> _Requirements_
Look for the string "fair" in every line, and copy each line that has it.

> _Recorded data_
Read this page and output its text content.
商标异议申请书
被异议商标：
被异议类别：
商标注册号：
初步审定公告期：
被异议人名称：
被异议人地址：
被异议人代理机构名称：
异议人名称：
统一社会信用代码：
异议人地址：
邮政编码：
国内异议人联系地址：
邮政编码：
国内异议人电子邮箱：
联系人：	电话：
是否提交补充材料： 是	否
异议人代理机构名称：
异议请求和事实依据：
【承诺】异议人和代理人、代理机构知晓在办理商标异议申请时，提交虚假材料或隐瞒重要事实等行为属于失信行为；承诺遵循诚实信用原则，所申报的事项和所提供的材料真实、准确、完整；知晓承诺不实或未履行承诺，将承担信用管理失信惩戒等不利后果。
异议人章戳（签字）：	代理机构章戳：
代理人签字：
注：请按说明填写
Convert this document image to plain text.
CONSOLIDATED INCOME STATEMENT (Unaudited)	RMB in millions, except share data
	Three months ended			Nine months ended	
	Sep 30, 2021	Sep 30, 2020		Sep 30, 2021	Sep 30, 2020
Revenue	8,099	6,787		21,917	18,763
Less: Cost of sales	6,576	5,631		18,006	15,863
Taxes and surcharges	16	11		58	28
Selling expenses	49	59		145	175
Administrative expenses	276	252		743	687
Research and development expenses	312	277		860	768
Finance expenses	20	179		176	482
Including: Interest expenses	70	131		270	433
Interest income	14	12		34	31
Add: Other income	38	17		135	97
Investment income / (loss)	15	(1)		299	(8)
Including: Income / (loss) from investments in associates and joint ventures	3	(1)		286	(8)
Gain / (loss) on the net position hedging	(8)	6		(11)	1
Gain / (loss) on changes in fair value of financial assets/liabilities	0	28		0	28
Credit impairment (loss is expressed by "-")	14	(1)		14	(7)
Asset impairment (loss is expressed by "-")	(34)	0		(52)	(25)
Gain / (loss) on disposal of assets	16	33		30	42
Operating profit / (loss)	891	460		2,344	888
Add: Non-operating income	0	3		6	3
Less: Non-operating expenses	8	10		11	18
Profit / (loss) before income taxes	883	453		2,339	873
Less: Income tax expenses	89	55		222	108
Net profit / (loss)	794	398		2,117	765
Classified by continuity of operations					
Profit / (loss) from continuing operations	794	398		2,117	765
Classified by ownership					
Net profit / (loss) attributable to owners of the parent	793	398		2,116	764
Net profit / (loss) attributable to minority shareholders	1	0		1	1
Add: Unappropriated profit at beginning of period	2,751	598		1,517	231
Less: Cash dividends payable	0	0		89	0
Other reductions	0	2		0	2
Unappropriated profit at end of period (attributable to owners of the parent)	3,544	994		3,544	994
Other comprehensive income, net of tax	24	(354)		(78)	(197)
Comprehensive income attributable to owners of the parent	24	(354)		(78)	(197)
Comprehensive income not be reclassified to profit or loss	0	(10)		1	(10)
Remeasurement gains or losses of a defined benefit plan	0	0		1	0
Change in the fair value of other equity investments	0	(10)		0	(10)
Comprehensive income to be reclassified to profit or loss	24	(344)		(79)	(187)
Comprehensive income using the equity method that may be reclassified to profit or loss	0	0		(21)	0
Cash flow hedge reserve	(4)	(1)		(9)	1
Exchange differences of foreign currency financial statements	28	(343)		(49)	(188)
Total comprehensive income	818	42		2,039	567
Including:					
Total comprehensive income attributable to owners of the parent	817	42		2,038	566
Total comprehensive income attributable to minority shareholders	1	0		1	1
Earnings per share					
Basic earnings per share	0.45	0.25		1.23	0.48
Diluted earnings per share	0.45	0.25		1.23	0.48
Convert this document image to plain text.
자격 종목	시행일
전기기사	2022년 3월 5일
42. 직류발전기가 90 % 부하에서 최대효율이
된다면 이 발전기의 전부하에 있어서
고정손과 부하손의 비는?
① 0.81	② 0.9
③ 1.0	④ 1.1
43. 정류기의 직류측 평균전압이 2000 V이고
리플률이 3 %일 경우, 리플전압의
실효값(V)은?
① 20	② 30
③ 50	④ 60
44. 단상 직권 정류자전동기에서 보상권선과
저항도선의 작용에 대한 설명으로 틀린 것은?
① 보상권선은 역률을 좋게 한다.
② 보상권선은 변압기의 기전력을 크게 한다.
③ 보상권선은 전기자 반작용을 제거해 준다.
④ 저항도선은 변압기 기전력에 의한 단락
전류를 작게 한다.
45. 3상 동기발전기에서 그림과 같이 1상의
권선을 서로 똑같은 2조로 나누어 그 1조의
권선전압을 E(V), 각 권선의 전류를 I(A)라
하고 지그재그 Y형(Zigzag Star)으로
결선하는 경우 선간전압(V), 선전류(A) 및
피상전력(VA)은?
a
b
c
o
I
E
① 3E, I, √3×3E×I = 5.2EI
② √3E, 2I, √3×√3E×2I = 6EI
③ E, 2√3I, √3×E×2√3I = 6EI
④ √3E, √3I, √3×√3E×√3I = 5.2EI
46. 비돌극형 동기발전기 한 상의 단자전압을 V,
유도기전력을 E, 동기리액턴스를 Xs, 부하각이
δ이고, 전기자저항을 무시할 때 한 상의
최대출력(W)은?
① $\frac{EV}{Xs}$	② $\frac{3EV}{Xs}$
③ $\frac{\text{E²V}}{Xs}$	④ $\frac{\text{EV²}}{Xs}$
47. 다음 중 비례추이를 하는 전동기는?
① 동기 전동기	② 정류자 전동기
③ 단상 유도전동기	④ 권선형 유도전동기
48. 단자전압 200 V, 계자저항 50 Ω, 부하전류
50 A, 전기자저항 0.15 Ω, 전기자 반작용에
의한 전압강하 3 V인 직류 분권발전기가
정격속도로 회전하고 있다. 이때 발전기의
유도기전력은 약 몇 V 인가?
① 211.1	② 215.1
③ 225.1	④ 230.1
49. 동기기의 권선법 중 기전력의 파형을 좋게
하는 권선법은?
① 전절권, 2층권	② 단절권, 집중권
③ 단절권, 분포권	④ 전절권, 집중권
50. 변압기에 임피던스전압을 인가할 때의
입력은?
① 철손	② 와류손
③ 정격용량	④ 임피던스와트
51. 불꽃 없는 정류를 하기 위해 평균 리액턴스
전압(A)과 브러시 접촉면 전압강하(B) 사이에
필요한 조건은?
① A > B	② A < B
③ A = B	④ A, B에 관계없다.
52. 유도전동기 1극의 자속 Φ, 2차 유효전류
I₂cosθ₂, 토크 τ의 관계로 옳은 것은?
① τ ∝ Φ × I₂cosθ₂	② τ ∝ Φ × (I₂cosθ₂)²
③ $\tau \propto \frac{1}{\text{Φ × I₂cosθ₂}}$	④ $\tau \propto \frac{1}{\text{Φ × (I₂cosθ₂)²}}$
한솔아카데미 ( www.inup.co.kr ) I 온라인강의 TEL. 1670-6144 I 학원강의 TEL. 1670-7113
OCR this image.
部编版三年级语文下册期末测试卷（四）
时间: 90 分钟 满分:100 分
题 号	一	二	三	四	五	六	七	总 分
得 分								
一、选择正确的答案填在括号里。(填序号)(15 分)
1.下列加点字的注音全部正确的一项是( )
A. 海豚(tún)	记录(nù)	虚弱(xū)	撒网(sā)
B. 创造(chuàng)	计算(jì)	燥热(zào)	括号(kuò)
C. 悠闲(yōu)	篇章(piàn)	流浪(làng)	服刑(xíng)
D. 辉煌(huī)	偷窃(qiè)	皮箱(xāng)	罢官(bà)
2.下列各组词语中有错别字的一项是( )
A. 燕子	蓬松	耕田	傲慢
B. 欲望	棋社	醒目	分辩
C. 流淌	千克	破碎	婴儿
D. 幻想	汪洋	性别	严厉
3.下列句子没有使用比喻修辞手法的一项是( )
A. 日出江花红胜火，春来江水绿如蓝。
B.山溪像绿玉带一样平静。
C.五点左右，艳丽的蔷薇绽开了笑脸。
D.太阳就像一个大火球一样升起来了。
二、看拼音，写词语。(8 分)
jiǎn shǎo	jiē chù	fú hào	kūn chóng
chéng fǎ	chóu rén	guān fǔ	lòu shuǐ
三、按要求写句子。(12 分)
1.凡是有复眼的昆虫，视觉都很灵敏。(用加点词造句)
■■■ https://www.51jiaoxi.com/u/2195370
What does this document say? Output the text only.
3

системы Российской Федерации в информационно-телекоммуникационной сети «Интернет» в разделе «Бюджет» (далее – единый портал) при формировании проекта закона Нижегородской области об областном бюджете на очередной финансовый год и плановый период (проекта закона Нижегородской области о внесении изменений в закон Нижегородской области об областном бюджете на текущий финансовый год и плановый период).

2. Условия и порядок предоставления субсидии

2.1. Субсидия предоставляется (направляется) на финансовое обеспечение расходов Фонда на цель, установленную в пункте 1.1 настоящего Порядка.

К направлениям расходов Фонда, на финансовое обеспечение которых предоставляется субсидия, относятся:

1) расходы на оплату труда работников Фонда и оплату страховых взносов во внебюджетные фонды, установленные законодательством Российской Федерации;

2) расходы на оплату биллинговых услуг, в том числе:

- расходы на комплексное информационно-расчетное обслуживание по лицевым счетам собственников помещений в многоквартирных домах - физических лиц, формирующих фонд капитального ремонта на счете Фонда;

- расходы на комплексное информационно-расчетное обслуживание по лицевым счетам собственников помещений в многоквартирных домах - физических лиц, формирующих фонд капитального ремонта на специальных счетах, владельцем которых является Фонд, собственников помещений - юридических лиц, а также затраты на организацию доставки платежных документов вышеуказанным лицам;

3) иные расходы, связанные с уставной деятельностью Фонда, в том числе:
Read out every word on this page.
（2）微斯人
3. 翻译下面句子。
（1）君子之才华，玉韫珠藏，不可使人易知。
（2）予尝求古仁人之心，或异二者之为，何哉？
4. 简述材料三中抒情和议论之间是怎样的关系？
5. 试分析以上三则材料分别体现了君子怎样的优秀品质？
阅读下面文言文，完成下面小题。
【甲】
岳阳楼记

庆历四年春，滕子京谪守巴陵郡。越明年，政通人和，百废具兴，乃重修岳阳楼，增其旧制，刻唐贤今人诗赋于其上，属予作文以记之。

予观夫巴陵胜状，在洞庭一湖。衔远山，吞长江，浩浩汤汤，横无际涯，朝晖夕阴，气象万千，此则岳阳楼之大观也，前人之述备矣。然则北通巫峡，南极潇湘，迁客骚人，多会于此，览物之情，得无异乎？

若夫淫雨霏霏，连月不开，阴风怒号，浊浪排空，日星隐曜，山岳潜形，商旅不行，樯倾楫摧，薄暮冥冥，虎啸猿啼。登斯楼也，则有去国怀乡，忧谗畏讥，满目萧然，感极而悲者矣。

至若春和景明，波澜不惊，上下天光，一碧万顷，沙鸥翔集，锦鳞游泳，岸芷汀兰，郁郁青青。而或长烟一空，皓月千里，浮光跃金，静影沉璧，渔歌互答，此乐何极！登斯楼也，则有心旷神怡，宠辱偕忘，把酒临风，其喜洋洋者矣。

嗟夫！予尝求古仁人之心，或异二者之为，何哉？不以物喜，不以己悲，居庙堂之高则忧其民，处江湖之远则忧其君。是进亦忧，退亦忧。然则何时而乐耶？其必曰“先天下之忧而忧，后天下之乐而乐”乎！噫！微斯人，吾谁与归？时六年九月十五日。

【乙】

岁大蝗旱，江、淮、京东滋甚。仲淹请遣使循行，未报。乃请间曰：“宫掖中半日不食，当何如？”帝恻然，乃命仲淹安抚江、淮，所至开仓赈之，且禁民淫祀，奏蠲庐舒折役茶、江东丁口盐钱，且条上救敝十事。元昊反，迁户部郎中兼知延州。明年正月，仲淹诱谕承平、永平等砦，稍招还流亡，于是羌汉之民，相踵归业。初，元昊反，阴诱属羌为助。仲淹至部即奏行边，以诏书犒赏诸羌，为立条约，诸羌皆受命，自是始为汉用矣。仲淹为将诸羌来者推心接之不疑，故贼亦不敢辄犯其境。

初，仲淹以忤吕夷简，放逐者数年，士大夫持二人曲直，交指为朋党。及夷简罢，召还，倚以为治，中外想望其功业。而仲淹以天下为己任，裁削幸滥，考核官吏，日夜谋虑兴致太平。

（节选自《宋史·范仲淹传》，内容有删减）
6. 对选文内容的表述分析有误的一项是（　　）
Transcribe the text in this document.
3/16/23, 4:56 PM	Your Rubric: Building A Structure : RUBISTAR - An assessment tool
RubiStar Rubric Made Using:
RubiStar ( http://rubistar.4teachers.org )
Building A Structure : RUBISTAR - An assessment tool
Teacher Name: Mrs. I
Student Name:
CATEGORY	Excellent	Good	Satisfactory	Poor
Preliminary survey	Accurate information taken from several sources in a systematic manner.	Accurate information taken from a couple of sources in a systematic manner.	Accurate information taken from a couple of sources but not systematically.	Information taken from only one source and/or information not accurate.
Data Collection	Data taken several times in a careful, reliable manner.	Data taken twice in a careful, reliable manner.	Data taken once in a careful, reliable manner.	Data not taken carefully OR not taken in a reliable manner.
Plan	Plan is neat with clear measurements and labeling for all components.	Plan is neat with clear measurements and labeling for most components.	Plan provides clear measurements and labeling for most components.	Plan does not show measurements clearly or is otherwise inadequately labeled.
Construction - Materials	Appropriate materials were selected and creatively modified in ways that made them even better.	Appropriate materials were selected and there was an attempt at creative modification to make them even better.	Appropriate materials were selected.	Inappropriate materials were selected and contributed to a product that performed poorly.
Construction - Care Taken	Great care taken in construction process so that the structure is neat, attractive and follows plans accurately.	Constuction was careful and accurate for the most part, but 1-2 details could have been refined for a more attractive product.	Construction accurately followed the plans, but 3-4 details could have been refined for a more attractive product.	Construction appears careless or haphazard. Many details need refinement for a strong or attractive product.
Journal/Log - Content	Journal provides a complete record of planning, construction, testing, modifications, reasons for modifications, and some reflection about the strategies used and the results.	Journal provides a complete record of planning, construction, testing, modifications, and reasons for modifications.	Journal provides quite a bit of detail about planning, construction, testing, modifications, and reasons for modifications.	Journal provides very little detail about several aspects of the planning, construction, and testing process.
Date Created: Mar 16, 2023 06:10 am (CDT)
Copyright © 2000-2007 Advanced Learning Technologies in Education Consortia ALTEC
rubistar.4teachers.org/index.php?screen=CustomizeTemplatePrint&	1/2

> _Written response_
Gain / (loss) on changes in fair value of financial assets/liabilities	0	28		0	28
Change in the fair value of other equity investments	0	(10)		0	(10)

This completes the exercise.